Collection entries
——————————

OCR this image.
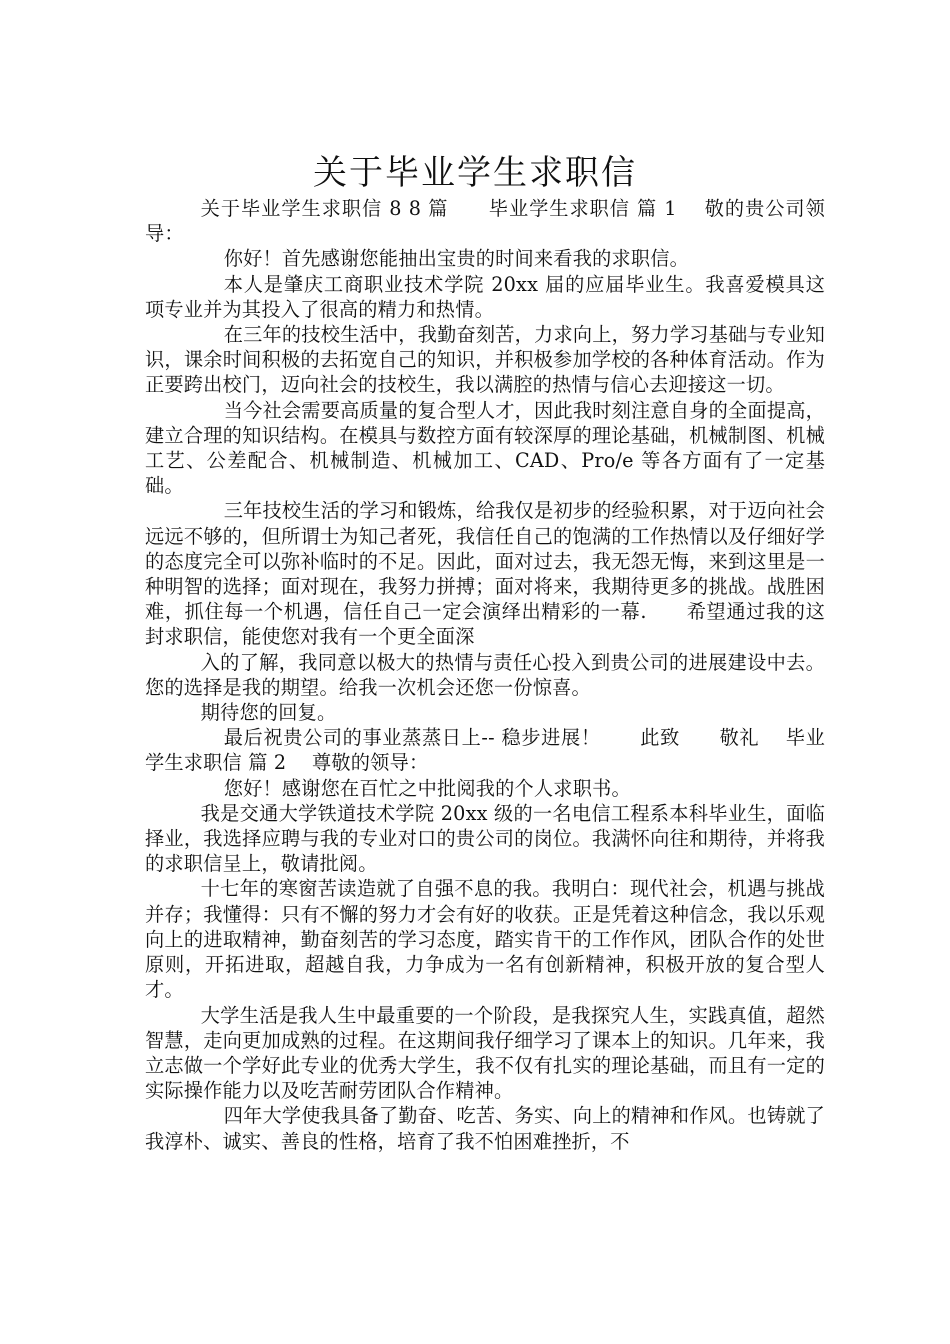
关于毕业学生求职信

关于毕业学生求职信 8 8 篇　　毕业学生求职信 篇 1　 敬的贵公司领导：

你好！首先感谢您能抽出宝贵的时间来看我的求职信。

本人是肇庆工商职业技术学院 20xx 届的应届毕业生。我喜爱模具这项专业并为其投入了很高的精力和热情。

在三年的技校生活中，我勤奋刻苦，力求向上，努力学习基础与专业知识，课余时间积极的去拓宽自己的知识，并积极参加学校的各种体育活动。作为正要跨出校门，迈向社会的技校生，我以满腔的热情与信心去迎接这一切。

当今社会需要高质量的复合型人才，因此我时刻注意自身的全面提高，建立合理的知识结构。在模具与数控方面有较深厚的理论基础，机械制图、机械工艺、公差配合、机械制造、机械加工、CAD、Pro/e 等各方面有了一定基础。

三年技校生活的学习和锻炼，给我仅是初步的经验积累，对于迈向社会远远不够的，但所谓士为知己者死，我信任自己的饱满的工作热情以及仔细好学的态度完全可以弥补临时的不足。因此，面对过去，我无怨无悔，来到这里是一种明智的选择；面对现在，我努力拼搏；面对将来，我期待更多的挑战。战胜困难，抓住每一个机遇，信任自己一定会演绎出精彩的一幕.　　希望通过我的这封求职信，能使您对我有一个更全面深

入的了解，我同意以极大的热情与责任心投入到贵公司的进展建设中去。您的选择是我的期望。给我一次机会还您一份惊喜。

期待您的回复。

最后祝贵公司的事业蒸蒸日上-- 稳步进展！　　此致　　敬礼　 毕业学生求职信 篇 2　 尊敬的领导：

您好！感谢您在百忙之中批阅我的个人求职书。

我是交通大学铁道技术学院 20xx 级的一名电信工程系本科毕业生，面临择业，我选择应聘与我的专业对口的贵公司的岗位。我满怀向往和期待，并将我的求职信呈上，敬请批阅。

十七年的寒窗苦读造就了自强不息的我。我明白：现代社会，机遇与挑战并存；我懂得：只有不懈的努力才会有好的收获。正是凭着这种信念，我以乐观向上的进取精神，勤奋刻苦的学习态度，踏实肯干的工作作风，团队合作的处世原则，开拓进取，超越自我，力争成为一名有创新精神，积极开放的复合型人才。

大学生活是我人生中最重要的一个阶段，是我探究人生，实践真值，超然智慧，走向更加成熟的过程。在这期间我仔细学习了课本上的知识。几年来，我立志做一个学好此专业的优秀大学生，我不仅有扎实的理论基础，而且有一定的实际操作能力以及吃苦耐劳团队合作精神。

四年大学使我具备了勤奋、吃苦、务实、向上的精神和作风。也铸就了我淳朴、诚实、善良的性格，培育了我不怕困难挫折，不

——————————

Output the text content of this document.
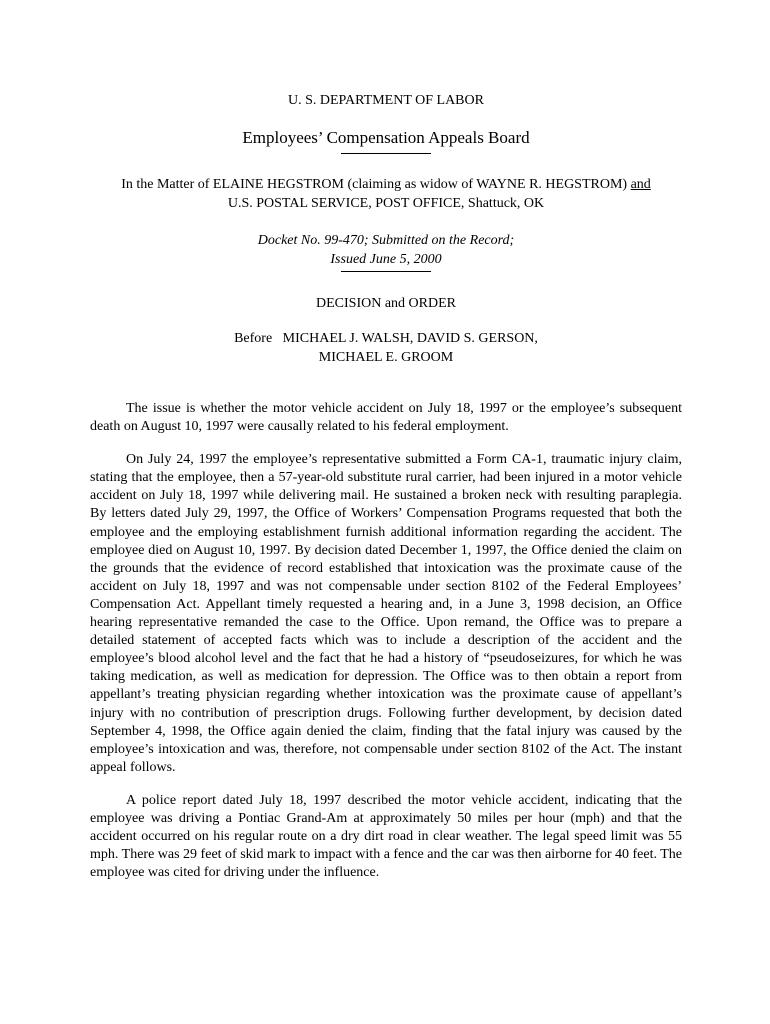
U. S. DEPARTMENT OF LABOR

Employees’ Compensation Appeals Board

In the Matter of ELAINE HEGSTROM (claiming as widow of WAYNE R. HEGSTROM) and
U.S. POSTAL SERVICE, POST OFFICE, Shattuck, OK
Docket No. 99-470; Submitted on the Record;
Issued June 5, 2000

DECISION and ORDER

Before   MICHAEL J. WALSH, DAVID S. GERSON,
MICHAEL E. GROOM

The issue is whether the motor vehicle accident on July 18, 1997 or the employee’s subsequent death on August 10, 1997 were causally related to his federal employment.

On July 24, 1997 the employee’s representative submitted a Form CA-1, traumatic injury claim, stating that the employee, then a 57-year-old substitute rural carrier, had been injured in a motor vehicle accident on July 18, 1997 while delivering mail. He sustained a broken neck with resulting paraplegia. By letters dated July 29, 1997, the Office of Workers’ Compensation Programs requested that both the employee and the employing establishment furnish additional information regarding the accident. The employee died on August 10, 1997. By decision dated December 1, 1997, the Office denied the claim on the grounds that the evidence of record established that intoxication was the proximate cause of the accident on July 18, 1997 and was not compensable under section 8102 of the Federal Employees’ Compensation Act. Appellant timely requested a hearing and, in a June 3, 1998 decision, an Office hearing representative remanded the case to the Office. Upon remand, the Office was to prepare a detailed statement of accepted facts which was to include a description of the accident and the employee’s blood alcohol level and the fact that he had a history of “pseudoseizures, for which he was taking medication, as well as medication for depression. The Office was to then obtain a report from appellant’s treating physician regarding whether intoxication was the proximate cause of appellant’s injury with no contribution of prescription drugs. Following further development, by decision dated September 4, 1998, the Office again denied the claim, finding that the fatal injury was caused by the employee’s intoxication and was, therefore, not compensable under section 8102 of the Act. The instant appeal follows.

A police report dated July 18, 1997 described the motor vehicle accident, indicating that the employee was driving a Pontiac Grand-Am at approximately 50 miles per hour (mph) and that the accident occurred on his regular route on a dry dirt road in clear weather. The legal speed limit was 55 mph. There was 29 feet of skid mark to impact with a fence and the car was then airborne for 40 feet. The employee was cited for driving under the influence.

——————————

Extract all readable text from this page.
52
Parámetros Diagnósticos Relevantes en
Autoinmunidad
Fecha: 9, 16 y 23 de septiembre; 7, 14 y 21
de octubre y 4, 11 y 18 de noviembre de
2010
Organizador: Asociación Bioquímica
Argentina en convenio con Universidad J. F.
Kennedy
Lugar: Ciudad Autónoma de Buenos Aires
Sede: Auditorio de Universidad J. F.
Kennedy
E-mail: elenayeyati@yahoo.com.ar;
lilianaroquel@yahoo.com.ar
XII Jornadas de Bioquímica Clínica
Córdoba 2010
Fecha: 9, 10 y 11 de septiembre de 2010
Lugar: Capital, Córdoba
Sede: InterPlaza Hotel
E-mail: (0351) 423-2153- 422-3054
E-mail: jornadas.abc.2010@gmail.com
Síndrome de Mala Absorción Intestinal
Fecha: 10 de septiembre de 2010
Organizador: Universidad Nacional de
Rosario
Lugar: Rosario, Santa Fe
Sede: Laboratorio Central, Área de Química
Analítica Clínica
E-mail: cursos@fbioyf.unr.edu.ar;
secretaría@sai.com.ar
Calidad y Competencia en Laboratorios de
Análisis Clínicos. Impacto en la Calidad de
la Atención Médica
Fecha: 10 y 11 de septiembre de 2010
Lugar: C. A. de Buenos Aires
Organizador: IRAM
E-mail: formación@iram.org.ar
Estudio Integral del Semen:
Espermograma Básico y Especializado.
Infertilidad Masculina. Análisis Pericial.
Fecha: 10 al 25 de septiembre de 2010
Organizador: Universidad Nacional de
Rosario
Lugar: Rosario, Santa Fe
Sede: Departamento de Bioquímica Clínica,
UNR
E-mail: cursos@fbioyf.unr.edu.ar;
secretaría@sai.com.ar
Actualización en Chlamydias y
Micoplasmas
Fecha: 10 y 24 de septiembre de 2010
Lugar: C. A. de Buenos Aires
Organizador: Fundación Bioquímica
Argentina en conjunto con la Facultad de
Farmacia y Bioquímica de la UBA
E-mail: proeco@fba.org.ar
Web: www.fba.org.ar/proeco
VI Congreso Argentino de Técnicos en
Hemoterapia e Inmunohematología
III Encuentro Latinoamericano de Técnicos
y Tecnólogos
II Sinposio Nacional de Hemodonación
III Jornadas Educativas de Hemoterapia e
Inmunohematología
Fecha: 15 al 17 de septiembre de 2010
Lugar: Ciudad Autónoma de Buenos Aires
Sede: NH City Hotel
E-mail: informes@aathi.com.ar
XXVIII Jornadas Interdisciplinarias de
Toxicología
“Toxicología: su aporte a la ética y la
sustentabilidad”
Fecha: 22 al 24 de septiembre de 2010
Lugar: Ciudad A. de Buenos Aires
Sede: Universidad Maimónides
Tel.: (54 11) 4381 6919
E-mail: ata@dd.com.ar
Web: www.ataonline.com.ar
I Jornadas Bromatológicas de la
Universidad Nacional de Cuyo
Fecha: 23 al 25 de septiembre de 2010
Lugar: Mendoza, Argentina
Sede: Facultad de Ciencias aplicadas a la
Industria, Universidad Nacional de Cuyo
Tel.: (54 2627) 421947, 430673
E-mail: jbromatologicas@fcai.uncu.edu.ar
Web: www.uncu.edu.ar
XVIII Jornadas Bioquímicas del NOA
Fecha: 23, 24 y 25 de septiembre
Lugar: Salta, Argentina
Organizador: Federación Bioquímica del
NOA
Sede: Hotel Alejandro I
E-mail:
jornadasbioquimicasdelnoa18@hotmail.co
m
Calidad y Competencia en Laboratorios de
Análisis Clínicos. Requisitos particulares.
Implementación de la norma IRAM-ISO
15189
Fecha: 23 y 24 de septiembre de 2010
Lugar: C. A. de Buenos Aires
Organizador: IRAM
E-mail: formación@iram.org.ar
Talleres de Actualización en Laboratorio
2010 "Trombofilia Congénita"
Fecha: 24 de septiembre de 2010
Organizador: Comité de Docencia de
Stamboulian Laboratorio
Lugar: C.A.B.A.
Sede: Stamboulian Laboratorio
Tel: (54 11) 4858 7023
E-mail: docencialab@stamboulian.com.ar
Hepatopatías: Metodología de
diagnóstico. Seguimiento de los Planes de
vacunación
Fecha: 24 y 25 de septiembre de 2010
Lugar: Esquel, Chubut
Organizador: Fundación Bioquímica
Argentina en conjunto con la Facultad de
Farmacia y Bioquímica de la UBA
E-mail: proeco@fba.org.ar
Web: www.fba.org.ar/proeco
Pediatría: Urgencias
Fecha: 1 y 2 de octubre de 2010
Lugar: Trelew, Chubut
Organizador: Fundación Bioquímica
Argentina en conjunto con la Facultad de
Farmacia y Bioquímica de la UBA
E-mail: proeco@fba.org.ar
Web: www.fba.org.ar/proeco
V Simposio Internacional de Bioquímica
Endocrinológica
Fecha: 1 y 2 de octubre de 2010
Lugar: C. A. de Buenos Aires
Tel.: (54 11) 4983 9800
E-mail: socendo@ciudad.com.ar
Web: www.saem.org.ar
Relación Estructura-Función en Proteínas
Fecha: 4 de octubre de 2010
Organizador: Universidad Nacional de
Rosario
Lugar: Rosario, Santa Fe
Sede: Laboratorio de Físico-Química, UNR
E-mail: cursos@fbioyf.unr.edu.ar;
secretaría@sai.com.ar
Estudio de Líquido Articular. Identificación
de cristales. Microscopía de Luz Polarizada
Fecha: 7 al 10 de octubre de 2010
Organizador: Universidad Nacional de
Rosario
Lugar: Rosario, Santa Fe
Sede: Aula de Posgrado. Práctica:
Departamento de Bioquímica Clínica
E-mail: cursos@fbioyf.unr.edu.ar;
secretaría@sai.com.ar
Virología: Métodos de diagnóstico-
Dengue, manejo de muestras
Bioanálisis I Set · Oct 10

——————————

- **EXERCISE OBJECTIVE**
Gather all the lines that include the word "yahoo" and copy them out.

- **TASK RESPONSE**
E-mail: elenayeyati@yahoo.com.ar;
lilianaroquel@yahoo.com.ar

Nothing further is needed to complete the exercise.